# Problem requirements
Give only the number of lines in the data that contain the word "JSON".

[Excerpt from a dataset]
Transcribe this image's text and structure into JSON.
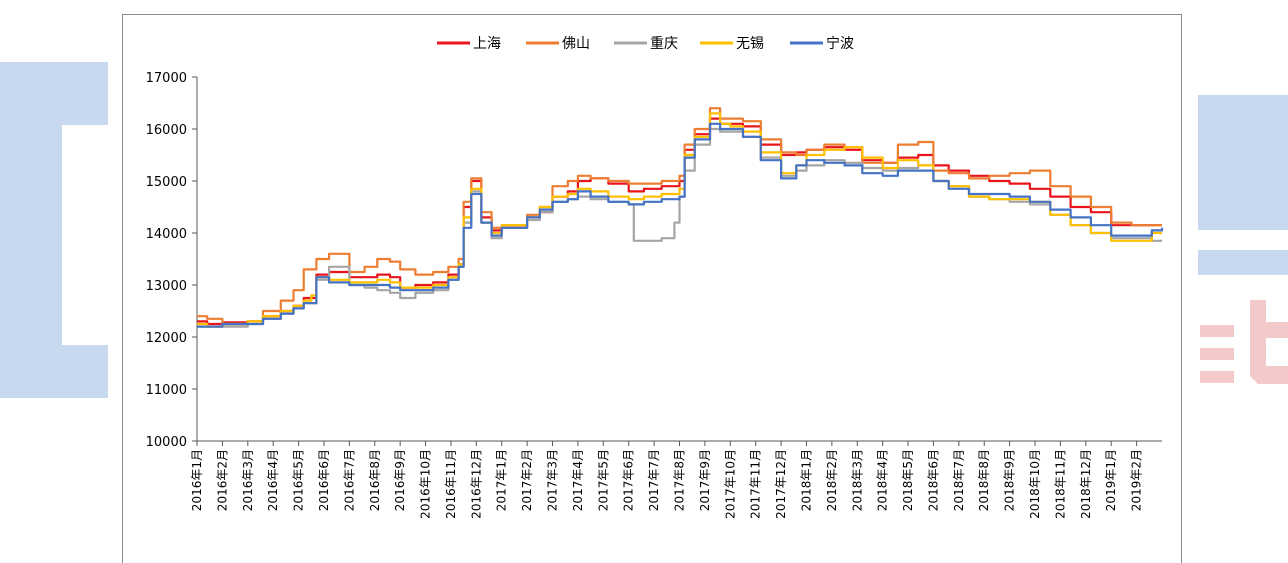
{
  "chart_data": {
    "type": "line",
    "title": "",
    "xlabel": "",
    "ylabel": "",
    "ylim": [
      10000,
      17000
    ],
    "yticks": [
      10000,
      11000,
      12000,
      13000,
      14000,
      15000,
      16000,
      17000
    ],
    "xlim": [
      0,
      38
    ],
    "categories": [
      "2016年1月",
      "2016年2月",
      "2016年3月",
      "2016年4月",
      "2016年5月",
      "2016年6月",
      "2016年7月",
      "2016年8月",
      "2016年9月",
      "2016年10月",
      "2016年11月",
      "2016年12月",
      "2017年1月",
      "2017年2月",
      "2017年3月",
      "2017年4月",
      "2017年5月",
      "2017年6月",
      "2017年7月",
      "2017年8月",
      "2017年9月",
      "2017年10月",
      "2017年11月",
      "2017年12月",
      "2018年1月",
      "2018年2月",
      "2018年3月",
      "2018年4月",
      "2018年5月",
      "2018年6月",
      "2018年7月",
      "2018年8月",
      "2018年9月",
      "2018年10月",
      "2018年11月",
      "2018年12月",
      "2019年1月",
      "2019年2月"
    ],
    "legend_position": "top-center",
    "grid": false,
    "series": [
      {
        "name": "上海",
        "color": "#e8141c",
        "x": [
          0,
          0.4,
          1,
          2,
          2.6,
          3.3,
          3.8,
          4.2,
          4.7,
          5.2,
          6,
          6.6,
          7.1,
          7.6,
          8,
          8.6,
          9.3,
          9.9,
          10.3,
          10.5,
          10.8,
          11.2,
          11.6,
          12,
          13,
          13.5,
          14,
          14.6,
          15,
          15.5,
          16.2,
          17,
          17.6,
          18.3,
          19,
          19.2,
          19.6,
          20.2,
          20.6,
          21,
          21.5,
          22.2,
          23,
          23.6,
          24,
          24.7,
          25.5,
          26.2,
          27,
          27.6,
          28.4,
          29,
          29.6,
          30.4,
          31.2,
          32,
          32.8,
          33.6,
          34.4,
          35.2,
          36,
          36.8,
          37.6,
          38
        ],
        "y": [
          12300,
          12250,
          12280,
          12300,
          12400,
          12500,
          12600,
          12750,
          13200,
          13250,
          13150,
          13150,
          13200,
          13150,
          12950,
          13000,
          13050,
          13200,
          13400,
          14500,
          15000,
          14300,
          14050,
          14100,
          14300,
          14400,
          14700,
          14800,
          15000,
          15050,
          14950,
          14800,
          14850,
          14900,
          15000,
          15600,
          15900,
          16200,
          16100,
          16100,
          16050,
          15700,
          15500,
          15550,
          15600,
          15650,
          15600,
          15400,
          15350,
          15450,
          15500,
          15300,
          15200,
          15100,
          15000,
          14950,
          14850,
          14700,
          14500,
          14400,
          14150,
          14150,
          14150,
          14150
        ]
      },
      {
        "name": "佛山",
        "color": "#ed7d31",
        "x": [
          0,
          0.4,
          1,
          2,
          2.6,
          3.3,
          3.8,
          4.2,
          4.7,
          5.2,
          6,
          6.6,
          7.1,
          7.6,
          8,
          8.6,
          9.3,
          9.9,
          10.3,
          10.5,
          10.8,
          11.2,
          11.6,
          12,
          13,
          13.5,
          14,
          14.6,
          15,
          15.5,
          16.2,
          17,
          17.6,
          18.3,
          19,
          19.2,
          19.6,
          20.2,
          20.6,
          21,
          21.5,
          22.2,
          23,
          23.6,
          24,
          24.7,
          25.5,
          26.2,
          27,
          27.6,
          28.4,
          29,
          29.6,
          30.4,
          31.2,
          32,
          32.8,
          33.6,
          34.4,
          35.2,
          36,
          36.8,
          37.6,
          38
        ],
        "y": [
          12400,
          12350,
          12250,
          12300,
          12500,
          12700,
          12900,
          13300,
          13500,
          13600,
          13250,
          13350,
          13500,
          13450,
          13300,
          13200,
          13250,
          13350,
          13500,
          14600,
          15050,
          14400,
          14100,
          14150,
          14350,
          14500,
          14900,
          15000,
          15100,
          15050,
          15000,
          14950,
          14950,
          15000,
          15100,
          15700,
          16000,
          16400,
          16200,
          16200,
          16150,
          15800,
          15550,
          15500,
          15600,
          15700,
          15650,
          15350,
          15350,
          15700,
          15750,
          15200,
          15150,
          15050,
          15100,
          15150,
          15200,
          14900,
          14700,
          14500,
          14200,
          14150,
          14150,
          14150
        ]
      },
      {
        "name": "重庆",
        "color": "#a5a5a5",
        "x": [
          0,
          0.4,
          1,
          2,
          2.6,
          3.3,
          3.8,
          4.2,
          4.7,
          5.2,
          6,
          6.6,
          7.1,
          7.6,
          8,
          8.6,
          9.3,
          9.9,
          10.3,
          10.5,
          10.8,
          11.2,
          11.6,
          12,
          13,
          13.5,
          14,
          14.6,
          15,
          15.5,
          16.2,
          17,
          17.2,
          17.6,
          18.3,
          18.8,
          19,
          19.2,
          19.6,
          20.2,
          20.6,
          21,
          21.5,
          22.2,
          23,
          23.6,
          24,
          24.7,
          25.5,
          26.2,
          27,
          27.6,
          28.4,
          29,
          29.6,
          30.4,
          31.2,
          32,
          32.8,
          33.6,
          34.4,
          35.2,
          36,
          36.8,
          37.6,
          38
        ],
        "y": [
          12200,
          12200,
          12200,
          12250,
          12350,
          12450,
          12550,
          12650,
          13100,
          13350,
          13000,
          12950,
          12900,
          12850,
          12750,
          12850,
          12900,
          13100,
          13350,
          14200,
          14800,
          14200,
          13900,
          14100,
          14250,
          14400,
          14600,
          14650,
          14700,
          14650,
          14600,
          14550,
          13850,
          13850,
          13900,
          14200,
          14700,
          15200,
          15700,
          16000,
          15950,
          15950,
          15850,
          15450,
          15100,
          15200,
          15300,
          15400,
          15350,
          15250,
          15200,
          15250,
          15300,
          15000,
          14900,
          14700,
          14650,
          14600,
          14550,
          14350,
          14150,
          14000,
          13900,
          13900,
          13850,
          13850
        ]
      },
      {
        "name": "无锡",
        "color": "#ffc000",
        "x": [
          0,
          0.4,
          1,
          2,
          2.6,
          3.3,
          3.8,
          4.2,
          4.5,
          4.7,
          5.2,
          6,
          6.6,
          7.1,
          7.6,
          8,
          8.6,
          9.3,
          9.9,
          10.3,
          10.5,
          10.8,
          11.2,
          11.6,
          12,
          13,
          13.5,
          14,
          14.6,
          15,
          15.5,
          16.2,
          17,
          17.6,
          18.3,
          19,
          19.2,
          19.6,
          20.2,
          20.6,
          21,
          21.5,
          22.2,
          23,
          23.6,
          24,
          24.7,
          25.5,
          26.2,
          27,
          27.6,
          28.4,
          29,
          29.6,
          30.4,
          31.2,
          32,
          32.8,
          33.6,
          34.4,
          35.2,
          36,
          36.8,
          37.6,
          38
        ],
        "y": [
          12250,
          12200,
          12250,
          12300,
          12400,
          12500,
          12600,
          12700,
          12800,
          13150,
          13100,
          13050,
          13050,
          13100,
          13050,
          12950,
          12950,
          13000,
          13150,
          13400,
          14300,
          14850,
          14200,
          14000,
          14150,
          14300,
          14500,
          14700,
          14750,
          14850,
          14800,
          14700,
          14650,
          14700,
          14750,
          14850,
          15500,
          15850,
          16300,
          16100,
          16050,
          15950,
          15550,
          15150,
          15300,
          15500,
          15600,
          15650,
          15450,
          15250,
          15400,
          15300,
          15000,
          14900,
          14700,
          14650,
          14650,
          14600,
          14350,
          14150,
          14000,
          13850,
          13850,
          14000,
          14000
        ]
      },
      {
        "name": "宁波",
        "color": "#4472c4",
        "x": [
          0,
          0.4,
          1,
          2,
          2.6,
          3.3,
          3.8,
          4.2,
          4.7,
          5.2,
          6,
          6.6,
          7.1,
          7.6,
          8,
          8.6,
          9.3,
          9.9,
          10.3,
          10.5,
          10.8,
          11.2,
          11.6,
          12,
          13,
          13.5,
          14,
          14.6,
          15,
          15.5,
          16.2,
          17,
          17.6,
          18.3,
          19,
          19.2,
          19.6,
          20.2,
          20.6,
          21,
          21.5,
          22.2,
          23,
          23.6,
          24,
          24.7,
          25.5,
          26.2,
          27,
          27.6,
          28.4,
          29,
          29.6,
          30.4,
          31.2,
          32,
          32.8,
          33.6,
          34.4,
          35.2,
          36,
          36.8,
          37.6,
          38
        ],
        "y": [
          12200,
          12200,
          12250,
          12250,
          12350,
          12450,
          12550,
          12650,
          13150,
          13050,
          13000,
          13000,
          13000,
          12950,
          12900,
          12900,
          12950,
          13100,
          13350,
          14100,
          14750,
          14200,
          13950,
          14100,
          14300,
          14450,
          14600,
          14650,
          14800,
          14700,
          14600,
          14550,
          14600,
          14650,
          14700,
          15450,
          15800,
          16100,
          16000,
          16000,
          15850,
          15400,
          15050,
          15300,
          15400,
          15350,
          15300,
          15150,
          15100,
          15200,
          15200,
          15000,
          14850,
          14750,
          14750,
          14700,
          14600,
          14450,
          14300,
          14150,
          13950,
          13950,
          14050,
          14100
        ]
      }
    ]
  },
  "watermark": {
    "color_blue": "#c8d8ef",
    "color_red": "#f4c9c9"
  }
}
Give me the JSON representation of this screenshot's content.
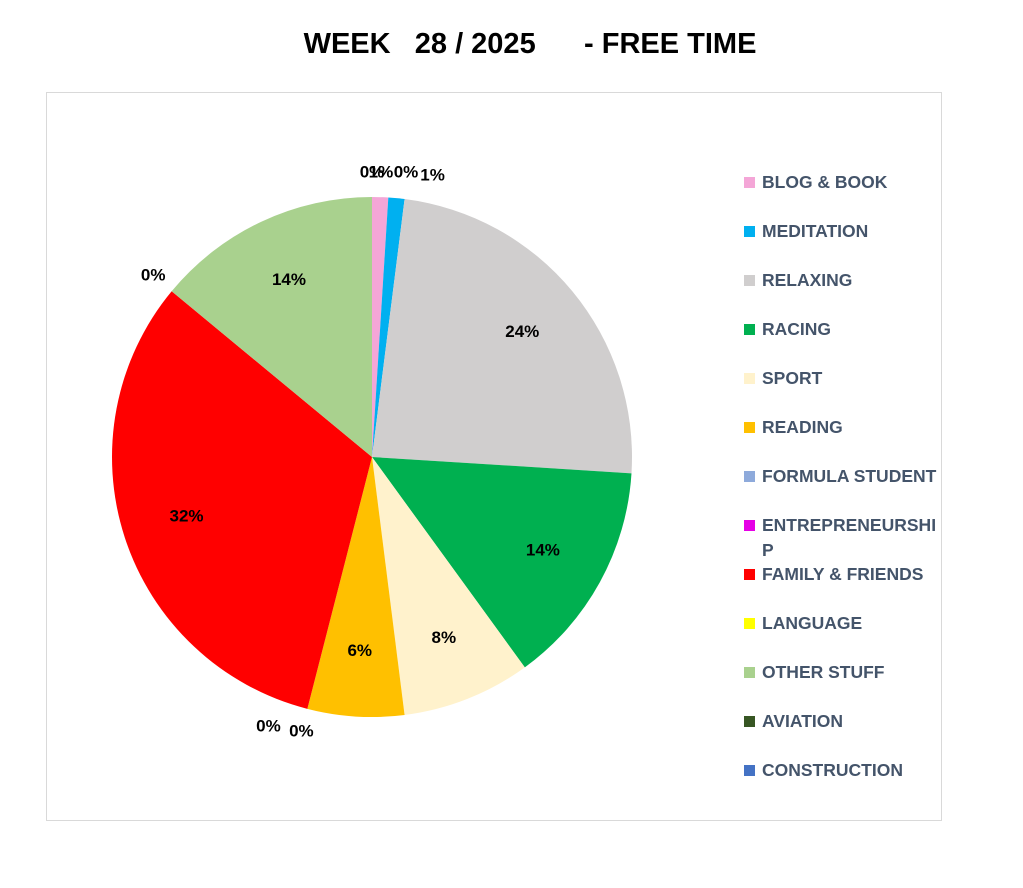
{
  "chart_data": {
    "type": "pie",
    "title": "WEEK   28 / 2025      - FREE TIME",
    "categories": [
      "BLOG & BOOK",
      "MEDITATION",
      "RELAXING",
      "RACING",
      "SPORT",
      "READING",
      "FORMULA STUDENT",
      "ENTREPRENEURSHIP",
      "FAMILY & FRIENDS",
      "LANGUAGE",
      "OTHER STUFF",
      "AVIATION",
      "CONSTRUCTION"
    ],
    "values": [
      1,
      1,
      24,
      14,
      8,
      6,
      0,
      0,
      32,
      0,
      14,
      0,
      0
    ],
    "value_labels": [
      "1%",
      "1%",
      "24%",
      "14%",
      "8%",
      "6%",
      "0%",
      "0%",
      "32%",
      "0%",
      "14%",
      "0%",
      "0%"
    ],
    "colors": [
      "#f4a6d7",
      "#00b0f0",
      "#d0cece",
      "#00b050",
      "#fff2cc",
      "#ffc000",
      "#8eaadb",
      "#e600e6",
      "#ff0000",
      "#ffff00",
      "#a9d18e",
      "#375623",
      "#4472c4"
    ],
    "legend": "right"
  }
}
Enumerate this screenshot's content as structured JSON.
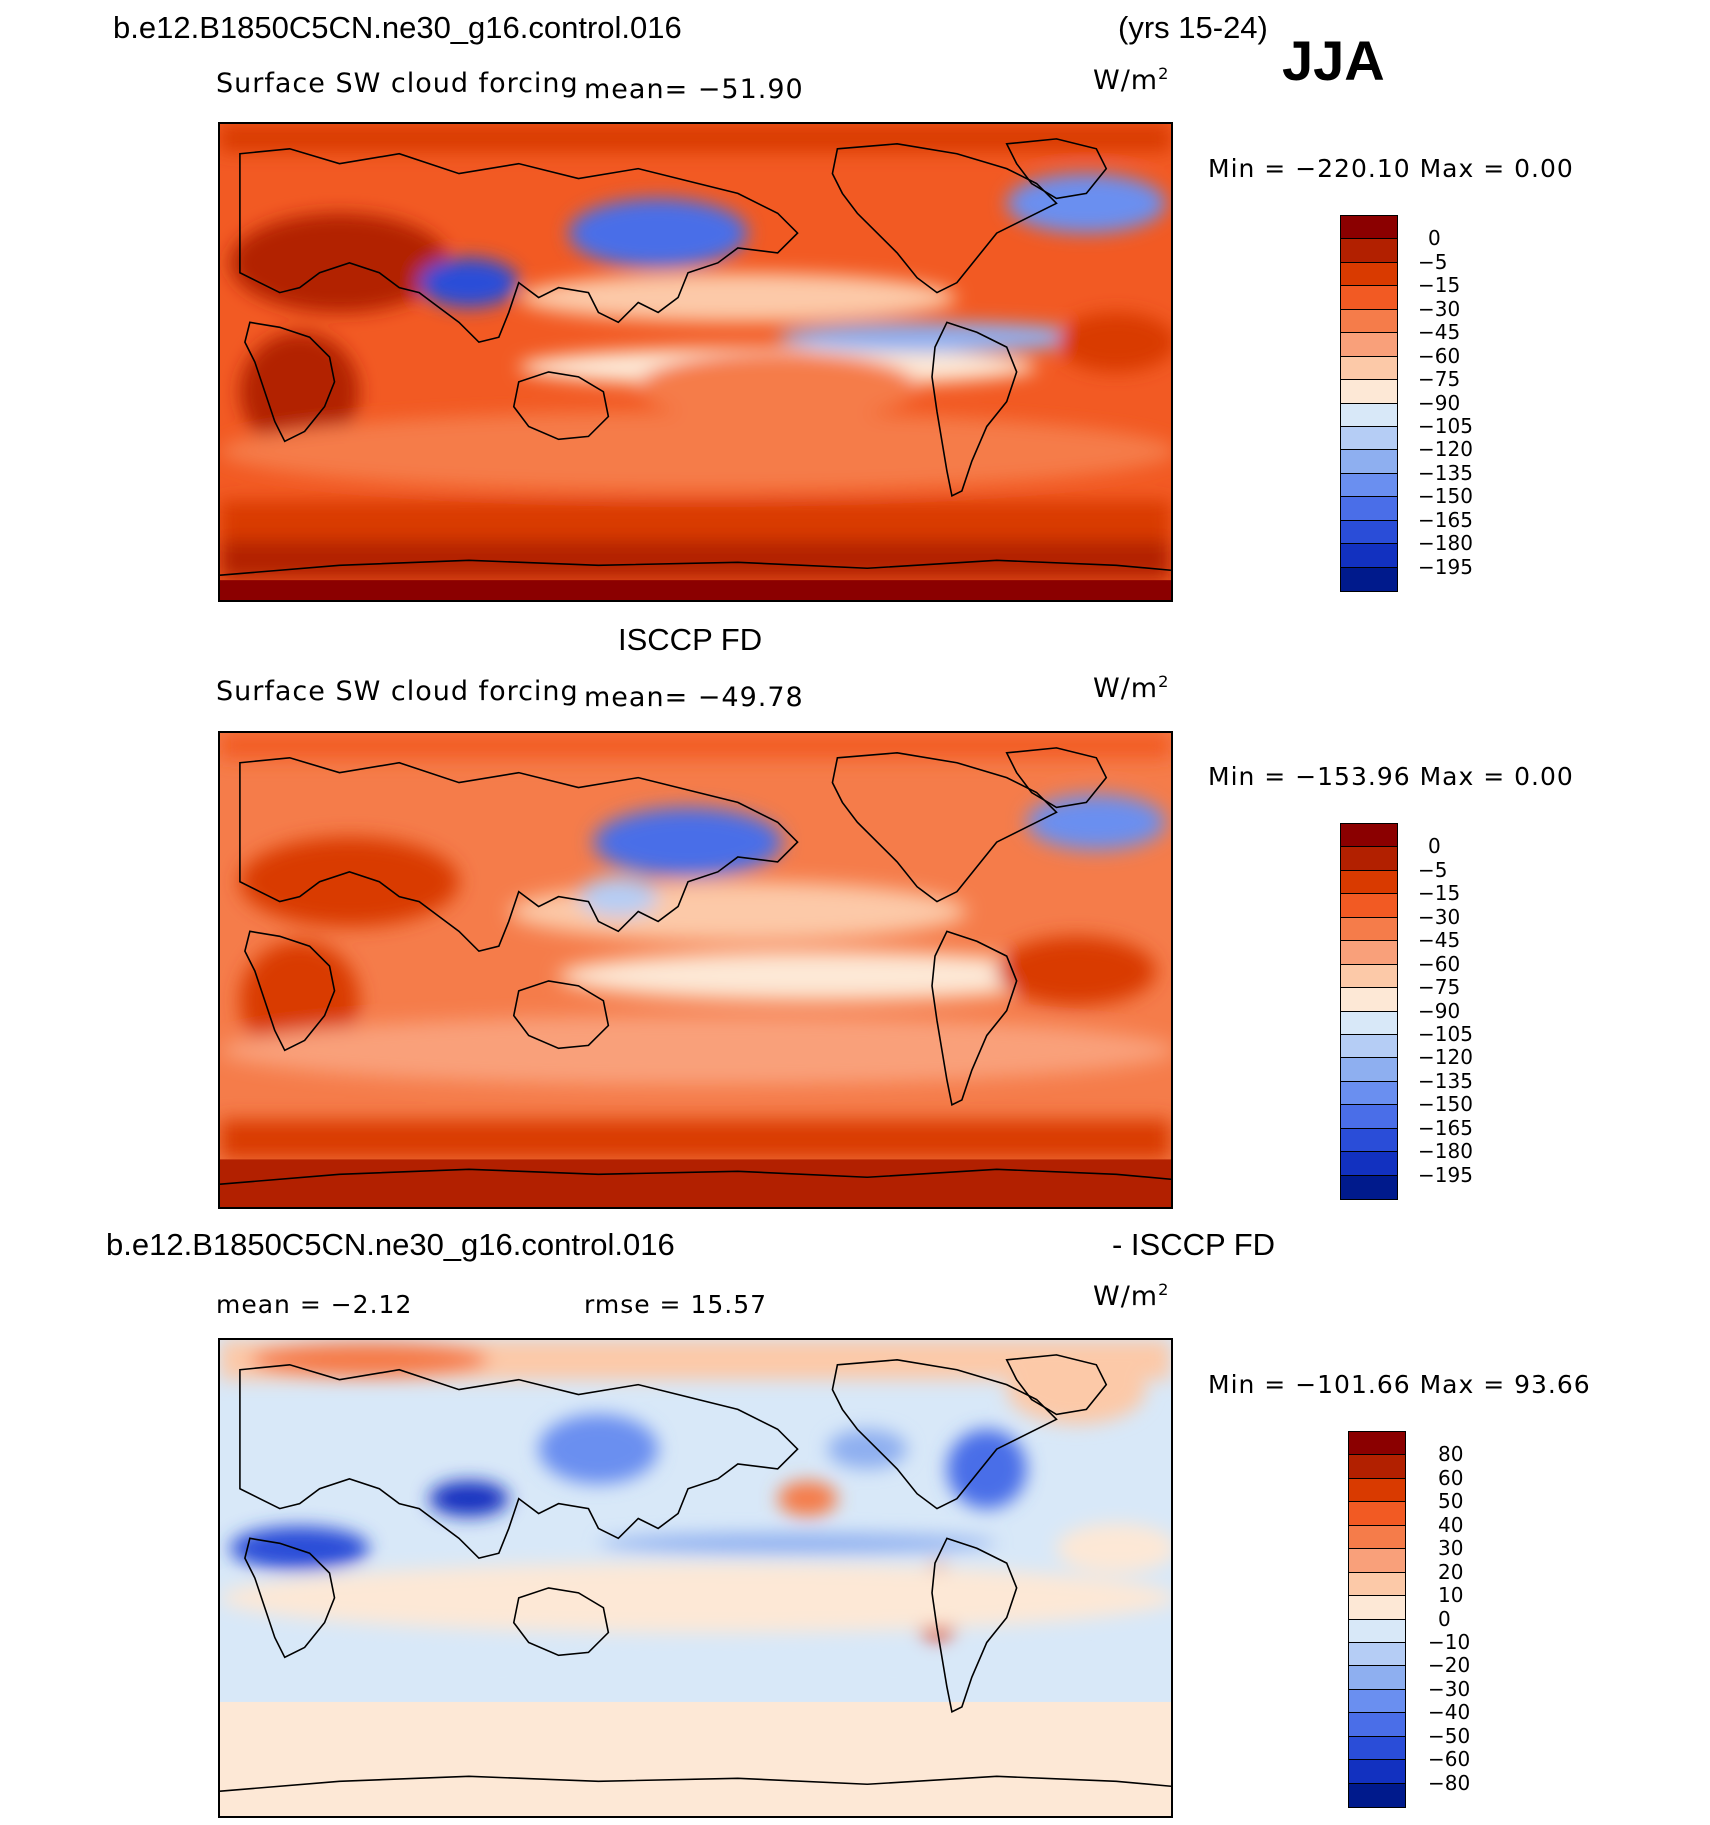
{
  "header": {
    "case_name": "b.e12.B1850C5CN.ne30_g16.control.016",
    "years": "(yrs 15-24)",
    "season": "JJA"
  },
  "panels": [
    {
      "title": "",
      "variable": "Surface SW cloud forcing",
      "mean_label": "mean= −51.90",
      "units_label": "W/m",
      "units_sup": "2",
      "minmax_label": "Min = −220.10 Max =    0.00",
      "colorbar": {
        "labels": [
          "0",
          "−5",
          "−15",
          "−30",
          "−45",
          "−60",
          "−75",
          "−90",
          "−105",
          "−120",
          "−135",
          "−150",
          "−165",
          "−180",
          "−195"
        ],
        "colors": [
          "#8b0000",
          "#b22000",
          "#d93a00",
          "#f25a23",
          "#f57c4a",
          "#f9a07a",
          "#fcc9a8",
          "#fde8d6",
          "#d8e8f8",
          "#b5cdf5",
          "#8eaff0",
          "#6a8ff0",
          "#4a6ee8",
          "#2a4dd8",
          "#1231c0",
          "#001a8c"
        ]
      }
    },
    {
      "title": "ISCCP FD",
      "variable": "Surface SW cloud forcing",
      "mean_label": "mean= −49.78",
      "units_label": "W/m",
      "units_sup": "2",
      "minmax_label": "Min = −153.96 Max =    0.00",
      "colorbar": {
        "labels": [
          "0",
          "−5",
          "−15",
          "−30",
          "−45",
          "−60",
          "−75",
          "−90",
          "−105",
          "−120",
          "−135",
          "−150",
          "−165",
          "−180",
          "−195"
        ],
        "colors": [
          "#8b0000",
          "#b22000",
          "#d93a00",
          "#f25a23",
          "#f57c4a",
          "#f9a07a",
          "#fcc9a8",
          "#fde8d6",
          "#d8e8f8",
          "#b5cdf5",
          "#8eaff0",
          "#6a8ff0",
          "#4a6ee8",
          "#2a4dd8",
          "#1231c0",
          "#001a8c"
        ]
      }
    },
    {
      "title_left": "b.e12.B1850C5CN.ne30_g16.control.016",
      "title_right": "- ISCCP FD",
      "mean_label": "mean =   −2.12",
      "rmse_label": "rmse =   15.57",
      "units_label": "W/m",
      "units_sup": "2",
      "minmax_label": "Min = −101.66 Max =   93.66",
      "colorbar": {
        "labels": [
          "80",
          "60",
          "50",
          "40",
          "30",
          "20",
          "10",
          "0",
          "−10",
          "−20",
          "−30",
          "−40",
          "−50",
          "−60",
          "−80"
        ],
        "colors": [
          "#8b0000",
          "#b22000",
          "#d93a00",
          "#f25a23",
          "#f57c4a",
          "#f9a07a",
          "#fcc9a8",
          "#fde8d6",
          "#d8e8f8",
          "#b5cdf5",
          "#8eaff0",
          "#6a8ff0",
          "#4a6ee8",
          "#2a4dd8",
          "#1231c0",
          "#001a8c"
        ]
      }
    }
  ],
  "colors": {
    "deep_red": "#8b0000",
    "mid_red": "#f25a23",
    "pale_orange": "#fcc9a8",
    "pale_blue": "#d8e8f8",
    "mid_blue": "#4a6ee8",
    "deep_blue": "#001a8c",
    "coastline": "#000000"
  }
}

# Complete output
3